#### TASK OBJECTIVE
Please find every line in the entries below that contains the string "Works", and copy it.

Dataset listings of figures:
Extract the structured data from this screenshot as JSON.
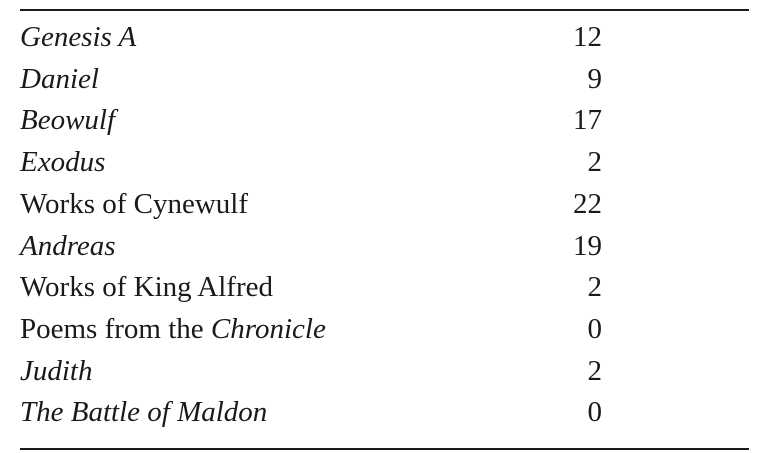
{
  "table": {
    "rows": [
      {
        "title": [
          {
            "text": "Genesis A",
            "italic": true
          }
        ],
        "count": "12"
      },
      {
        "title": [
          {
            "text": "Daniel",
            "italic": true
          }
        ],
        "count": "9"
      },
      {
        "title": [
          {
            "text": "Beowulf",
            "italic": true
          }
        ],
        "count": "17"
      },
      {
        "title": [
          {
            "text": "Exodus",
            "italic": true
          }
        ],
        "count": "2"
      },
      {
        "title": [
          {
            "text": "Works of Cynewulf",
            "italic": false
          }
        ],
        "count": "22"
      },
      {
        "title": [
          {
            "text": "Andreas",
            "italic": true
          }
        ],
        "count": "19"
      },
      {
        "title": [
          {
            "text": "Works of King Alfred",
            "italic": false
          }
        ],
        "count": "2"
      },
      {
        "title": [
          {
            "text": "Poems from the ",
            "italic": false
          },
          {
            "text": "Chronicle",
            "italic": true
          }
        ],
        "count": "0"
      },
      {
        "title": [
          {
            "text": "Judith",
            "italic": true
          }
        ],
        "count": "2"
      },
      {
        "title": [
          {
            "text": "The Battle of Maldon",
            "italic": true
          }
        ],
        "count": "0"
      }
    ]
  }
}
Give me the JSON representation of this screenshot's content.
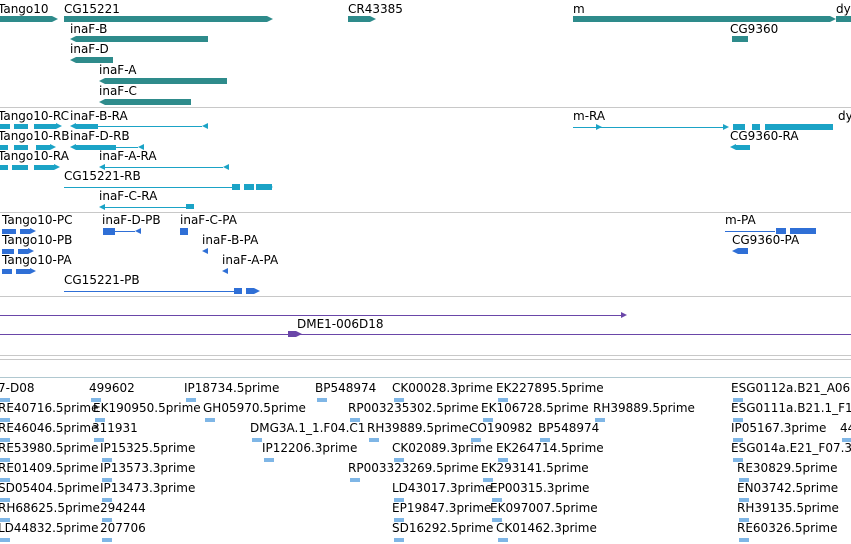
{
  "colors": {
    "gene": "#2e8b8b",
    "transcript": "#1ba3c6",
    "protein": "#2f6fd6",
    "clone": "#6a46a8",
    "est": "#7fb6e6",
    "separator": "#c8c8c8"
  },
  "tracks": {
    "genes": {
      "labels": [
        "Tango10",
        "CG15221",
        "inaF-B",
        "inaF-D",
        "inaF-A",
        "inaF-C",
        "CR43385",
        "m",
        "CG9360",
        "dy"
      ]
    },
    "transcripts": {
      "labels": [
        "Tango10-RC",
        "inaF-B-RA",
        "Tango10-RB",
        "inaF-D-RB",
        "Tango10-RA",
        "inaF-A-RA",
        "CG15221-RB",
        "inaF-C-RA",
        "m-RA",
        "CG9360-RA",
        "dy"
      ]
    },
    "proteins": {
      "labels": [
        "Tango10-PC",
        "inaF-D-PB",
        "inaF-C-PA",
        "Tango10-PB",
        "inaF-B-PA",
        "Tango10-PA",
        "inaF-A-PA",
        "CG15221-PB",
        "m-PA",
        "CG9360-PA"
      ]
    },
    "clones": {
      "labels": [
        "DME1-006D18"
      ]
    },
    "ests": {
      "labels": [
        "7-D08",
        "499602",
        "IP18734.5prime",
        "BP548974",
        "CK00028.3prime",
        "EK227895.5prime",
        "ESG0112a.B21_A06.",
        "RE40716.5prime",
        "EK190950.5prime",
        "GH05970.5prime",
        "RP003235302.5prime",
        "EK106728.5prime",
        "RH39889.5prime",
        "ESG0111a.B21.1_F1",
        "RE46046.5prime",
        "311931",
        "DMG3A.1_1.F04.C1",
        "RH39889.5prime",
        "CO190982",
        "BP548974",
        "IP05167.3prime",
        "44",
        "RE53980.5prime",
        "IP15325.5prime",
        "IP12206.3prime",
        "CK02089.3prime",
        "EK264714.5prime",
        "ESG014a.E21_F07.3",
        "RE01409.5prime",
        "IP13573.3prime",
        "RP003323269.5prime",
        "EK293141.5prime",
        "RE30829.5prime",
        "SD05404.5prime",
        "IP13473.3prime",
        "LD43017.3prime",
        "EP00315.3prime",
        "EN03742.5prime",
        "RH68625.5prime",
        "294244",
        "EP19847.3prime",
        "EK097007.5prime",
        "RH39135.5prime",
        "LD44832.5prime",
        "207706",
        "SD16292.5prime",
        "CK01462.3prime",
        "RE60326.5prime"
      ]
    }
  }
}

#### RESULT OF THIS TASK
            "text": "Works of Cynewulf",
            "text": "Works of King Alfred",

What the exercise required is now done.